→ WHAT NEEDS TO BE DONE: Can you render these records as a JSON list of strings, with one string per line and blank lines omitted?

→ DATA PROVIDED:
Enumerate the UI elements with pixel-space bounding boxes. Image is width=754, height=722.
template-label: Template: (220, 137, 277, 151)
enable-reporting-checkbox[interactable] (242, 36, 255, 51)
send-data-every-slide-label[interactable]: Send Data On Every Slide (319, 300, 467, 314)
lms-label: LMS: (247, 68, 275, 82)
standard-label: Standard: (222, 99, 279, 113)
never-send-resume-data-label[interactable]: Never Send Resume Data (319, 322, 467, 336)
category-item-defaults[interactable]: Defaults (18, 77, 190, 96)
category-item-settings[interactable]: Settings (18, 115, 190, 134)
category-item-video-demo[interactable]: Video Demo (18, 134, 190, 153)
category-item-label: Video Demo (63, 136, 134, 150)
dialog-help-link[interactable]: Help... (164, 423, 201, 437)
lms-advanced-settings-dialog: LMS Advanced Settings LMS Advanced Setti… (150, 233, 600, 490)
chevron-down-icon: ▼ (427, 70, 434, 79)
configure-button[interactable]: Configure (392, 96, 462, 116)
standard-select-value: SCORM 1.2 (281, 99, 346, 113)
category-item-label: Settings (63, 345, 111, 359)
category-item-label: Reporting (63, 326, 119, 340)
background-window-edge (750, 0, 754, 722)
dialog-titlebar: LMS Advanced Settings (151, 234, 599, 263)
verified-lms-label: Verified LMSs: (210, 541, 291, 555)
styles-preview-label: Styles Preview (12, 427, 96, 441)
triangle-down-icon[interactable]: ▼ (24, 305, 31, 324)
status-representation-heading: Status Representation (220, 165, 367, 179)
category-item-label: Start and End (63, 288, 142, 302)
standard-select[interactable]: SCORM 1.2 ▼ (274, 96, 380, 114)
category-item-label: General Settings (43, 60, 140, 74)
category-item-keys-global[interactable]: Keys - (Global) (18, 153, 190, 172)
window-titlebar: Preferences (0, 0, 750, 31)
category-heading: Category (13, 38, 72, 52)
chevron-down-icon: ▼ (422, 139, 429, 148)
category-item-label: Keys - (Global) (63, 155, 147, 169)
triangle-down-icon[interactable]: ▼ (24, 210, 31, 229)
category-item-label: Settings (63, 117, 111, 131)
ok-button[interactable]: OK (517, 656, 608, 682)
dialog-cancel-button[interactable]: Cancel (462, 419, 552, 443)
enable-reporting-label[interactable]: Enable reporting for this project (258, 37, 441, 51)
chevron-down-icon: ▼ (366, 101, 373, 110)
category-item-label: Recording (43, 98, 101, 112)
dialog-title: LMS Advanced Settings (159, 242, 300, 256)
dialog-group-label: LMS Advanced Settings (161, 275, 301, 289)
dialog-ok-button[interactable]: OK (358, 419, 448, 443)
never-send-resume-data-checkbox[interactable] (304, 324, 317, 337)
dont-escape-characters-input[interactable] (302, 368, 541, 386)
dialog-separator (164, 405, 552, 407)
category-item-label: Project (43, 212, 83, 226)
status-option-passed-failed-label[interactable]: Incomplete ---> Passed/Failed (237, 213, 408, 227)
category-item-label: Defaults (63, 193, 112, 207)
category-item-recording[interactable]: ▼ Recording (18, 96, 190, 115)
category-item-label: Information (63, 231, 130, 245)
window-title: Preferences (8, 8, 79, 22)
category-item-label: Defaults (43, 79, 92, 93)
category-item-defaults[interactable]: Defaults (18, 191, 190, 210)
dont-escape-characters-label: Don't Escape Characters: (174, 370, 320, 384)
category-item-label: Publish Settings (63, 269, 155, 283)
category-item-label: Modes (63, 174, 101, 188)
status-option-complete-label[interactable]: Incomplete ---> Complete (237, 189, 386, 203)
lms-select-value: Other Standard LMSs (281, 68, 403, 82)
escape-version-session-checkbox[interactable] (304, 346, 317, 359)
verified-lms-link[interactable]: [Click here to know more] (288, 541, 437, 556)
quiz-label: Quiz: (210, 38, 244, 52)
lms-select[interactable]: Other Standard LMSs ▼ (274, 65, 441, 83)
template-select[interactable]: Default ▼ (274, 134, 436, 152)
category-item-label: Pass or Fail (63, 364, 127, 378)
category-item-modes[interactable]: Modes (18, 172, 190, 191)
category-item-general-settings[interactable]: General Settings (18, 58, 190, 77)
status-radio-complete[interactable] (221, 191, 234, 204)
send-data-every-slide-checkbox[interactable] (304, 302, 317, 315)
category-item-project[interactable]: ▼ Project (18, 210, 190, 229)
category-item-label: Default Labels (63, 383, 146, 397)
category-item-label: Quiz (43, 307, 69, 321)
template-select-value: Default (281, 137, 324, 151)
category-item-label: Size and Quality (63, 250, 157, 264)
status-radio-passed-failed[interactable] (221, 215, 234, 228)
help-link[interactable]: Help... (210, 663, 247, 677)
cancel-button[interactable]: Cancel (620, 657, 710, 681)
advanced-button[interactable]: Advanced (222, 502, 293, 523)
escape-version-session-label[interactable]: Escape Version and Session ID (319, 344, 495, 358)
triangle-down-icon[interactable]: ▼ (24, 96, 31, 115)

→ EXPECTED ANSWER:
[
  "Enumerate the UI elements with pixel-space bounding boxes. Image is width=754, height=722.",
  "template-label: Template: (220, 137, 277, 151)",
  "enable-reporting-checkbox[interactable] (242, 36, 255, 51)",
  "send-data-every-slide-label[interactable]: Send Data On Every Slide (319, 300, 467, 314)",
  "lms-label: LMS: (247, 68, 275, 82)",
  "standard-label: Standard: (222, 99, 279, 113)",
  "never-send-resume-data-label[interactable]: Never Send Resume Data (319, 322, 467, 336)",
  "category-item-defaults[interactable]: Defaults (18, 77, 190, 96)",
  "category-item-settings[interactable]: Settings (18, 115, 190, 134)",
  "category-item-video-demo[interactable]: Video Demo (18, 134, 190, 153)",
  "category-item-label: Video Demo (63, 136, 134, 150)",
  "dialog-help-link[interactable]: Help... (164, 423, 201, 437)",
  "lms-advanced-settings-dialog: LMS Advanced Settings LMS Advanced Setti… (150, 233, 600, 490)",
  "chevron-down-icon: ▼ (427, 70, 434, 79)",
  "configure-button[interactable]: Configure (392, 96, 462, 116)",
  "standard-select-value: SCORM 1.2 (281, 99, 346, 113)",
  "category-item-label: Settings (63, 345, 111, 359)",
  "category-item-label: Reporting (63, 326, 119, 340)",
  "background-window-edge (750, 0, 754, 722)",
  "dialog-titlebar: LMS Advanced Settings (151, 234, 599, 263)",
  "verified-lms-label: Verified LMSs: (210, 541, 291, 555)",
  "styles-preview-label: Styles Preview (12, 427, 96, 441)",
  "triangle-down-icon[interactable]: ▼ (24, 305, 31, 324)",
  "status-representation-heading: Status Representation (220, 165, 367, 179)",
  "category-item-label: Start and End (63, 288, 142, 302)",
  "standard-select[interactable]: SCORM 1.2 ▼ (274, 96, 380, 114)",
  "category-item-label: General Settings (43, 60, 140, 74)",
  "category-item-keys-global[interactable]: Keys - (Global) (18, 153, 190, 172)",
  "window-titlebar: Preferences (0, 0, 750, 31)",
  "category-heading: Category (13, 38, 72, 52)",
  "chevron-down-icon: ▼ (422, 139, 429, 148)",
  "category-item-label: Keys - (Global) (63, 155, 147, 169)",
  "triangle-down-icon[interactable]: ▼ (24, 210, 31, 229)",
  "category-item-label: Settings (63, 117, 111, 131)",
  "ok-button[interactable]: OK (517, 656, 608, 682)",
  "dialog-cancel-button[interactable]: Cancel (462, 419, 552, 443)",
  "enable-reporting-label[interactable]: Enable reporting for this project (258, 37, 441, 51)",
  "chevron-down-icon: ▼ (366, 101, 373, 110)",
  "category-item-label: Recording (43, 98, 101, 112)",
  "dialog-title: LMS Advanced Settings (159, 242, 300, 256)",
  "dialog-group-label: LMS Advanced Settings (161, 275, 301, 289)",
  "dialog-ok-button[interactable]: OK (358, 419, 448, 443)",
  "never-send-resume-data-checkbox[interactable] (304, 324, 317, 337)",
  "dont-escape-characters-input[interactable] (302, 368, 541, 386)",
  "dialog-separator (164, 405, 552, 407)",
  "category-item-label: Project (43, 212, 83, 226)",
  "status-option-passed-failed-label[interactable]: Incomplete ---> Passed/Failed (237, 213, 408, 227)",
  "category-item-label: Defaults (63, 193, 112, 207)",
  "category-item-recording[interactable]: ▼ Recording (18, 96, 190, 115)",
  "category-item-label: Information (63, 231, 130, 245)",
  "window-title: Preferences (8, 8, 79, 22)",
  "category-item-label: Defaults (43, 79, 92, 93)",
  "category-item-defaults[interactable]: Defaults (18, 191, 190, 210)",
  "dont-escape-characters-label: Don't Escape Characters: (174, 370, 320, 384)",
  "category-item-label: Publish Settings (63, 269, 155, 283)",
  "category-item-label: Modes (63, 174, 101, 188)",
  "status-option-complete-label[interactable]: Incomplete ---> Complete (237, 189, 386, 203)",
  "lms-select-value: Other Standard LMSs (281, 68, 403, 82)",
  "escape-version-session-checkbox[interactable] (304, 346, 317, 359)",
  "verified-lms-link[interactable]: [Click here to know more] (288, 541, 437, 556)",
  "quiz-label: Quiz: (210, 38, 244, 52)",
  "lms-select[interactable]: Other Standard LMSs ▼ (274, 65, 441, 83)",
  "template-select[interactable]: Default ▼ (274, 134, 436, 152)",
  "category-item-label: Pass or Fail (63, 364, 127, 378)",
  "category-item-modes[interactable]: Modes (18, 172, 190, 191)",
  "category-item-general-settings[interactable]: General Settings (18, 58, 190, 77)",
  "status-radio-complete[interactable] (221, 191, 234, 204)",
  "send-data-every-slide-checkbox[interactable] (304, 302, 317, 315)",
  "category-item-project[interactable]: ▼ Project (18, 210, 190, 229)",
  "category-item-label: Default Labels (63, 383, 146, 397)",
  "category-item-label: Quiz (43, 307, 69, 321)",
  "template-select-value: Default (281, 137, 324, 151)",
  "category-item-label: Size and Quality (63, 250, 157, 264)",
  "status-radio-passed-failed[interactable] (221, 215, 234, 228)",
  "help-link[interactable]: Help... (210, 663, 247, 677)",
  "cancel-button[interactable]: Cancel (620, 657, 710, 681)",
  "advanced-button[interactable]: Advanced (222, 502, 293, 523)",
  "escape-version-session-label[interactable]: Escape Version and Session ID (319, 344, 495, 358)",
  "triangle-down-icon[interactable]: ▼ (24, 96, 31, 115)"
]